**Task objective**
Quote all of the data below exactly, please.

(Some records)
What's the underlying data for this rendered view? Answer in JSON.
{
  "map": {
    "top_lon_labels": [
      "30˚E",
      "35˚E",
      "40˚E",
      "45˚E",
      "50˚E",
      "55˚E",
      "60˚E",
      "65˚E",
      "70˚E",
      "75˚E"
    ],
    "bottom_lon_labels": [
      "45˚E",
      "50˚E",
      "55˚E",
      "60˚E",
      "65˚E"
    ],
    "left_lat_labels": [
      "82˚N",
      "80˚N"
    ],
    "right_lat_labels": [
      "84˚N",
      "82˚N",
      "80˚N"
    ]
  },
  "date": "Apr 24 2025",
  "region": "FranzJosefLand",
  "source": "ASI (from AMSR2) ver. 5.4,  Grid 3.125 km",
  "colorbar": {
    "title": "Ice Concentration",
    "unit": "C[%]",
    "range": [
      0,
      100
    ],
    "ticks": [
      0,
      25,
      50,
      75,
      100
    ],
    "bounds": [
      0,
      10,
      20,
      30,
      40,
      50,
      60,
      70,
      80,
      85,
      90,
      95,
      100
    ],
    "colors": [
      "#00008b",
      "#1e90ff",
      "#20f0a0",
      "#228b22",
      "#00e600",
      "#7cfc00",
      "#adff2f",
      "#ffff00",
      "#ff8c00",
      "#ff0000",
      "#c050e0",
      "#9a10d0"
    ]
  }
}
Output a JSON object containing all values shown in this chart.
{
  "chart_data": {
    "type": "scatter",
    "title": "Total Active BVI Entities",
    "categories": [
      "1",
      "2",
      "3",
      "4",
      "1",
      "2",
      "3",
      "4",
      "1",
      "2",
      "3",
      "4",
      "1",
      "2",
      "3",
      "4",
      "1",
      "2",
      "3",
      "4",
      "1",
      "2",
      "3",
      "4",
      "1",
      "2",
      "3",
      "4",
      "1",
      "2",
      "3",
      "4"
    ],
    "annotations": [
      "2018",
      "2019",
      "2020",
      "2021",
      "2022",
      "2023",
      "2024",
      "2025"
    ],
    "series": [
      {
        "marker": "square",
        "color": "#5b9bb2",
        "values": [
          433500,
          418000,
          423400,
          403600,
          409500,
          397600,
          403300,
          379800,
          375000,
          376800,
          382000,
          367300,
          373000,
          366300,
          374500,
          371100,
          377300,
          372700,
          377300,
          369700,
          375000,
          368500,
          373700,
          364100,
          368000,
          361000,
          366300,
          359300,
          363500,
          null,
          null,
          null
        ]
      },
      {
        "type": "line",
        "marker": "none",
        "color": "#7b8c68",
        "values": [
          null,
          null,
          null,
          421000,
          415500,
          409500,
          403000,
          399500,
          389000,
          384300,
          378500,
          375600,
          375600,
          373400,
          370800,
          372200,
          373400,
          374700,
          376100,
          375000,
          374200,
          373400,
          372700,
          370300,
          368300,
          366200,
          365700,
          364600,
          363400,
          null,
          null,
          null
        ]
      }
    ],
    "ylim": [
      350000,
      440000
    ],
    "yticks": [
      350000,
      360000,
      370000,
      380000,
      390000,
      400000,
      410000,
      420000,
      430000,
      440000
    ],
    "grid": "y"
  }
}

**Response to the exercise**
What's the underlying data for this rendered view? Answer in JSON.
{
  "map": {
    "top_lon_labels": [
      "30˚E",
      "35˚E",
      "40˚E",
      "45˚E",
      "50˚E",
      "55˚E",
      "60˚E",
      "65˚E",
      "70˚E",
      "75˚E"
    ],
    "bottom_lon_labels": [
      "45˚E",
      "50˚E",
      "55˚E",
      "60˚E",
      "65˚E"
    ],
    "left_lat_labels": [
      "82˚N",
      "80˚N"
    ],
    "right_lat_labels": [
      "84˚N",
      "82˚N",
      "80˚N"
    ]
  },
  "date": "Apr 24 2025",
  "region": "FranzJosefLand",
  "source": "ASI (from AMSR2) ver. 5.4,  Grid 3.125 km",
  "colorbar": {
    "title": "Ice Concentration",
    "unit": "C[%]",
    "range": [
      0,
      100
    ],
    "ticks": [
      0,
      25,
      50,
      75,
      100
    ],
    "bounds": [
      0,
      10,
      20,
      30,
      40,
      50,
      60,
      70,
      80,
      85,
      90,
      95,
      100
    ],
    "colors": [
      "#00008b",
      "#1e90ff",
      "#20f0a0",
      "#228b22",
      "#00e600",
      "#7cfc00",
      "#adff2f",
      "#ffff00",
      "#ff8c00",
      "#ff0000",
      "#c050e0",
      "#9a10d0"
    ]
  }
}
Output a JSON object containing all values shown in this chart.
{
  "chart_data": {
    "type": "scatter",
    "title": "Total Active BVI Entities",
    "categories": [
      "1",
      "2",
      "3",
      "4",
      "1",
      "2",
      "3",
      "4",
      "1",
      "2",
      "3",
      "4",
      "1",
      "2",
      "3",
      "4",
      "1",
      "2",
      "3",
      "4",
      "1",
      "2",
      "3",
      "4",
      "1",
      "2",
      "3",
      "4",
      "1",
      "2",
      "3",
      "4"
    ],
    "annotations": [
      "2018",
      "2019",
      "2020",
      "2021",
      "2022",
      "2023",
      "2024",
      "2025"
    ],
    "series": [
      {
        "marker": "square",
        "color": "#5b9bb2",
        "values": [
          433500,
          418000,
          423400,
          403600,
          409500,
          397600,
          403300,
          379800,
          375000,
          376800,
          382000,
          367300,
          373000,
          366300,
          374500,
          371100,
          377300,
          372700,
          377300,
          369700,
          375000,
          368500,
          373700,
          364100,
          368000,
          361000,
          366300,
          359300,
          363500,
          null,
          null,
          null
        ]
      },
      {
        "type": "line",
        "marker": "none",
        "color": "#7b8c68",
        "values": [
          null,
          null,
          null,
          421000,
          415500,
          409500,
          403000,
          399500,
          389000,
          384300,
          378500,
          375600,
          375600,
          373400,
          370800,
          372200,
          373400,
          374700,
          376100,
          375000,
          374200,
          373400,
          372700,
          370300,
          368300,
          366200,
          365700,
          364600,
          363400,
          null,
          null,
          null
        ]
      }
    ],
    "ylim": [
      350000,
      440000
    ],
    "yticks": [
      350000,
      360000,
      370000,
      380000,
      390000,
      400000,
      410000,
      420000,
      430000,
      440000
    ],
    "grid": "y"
  }
}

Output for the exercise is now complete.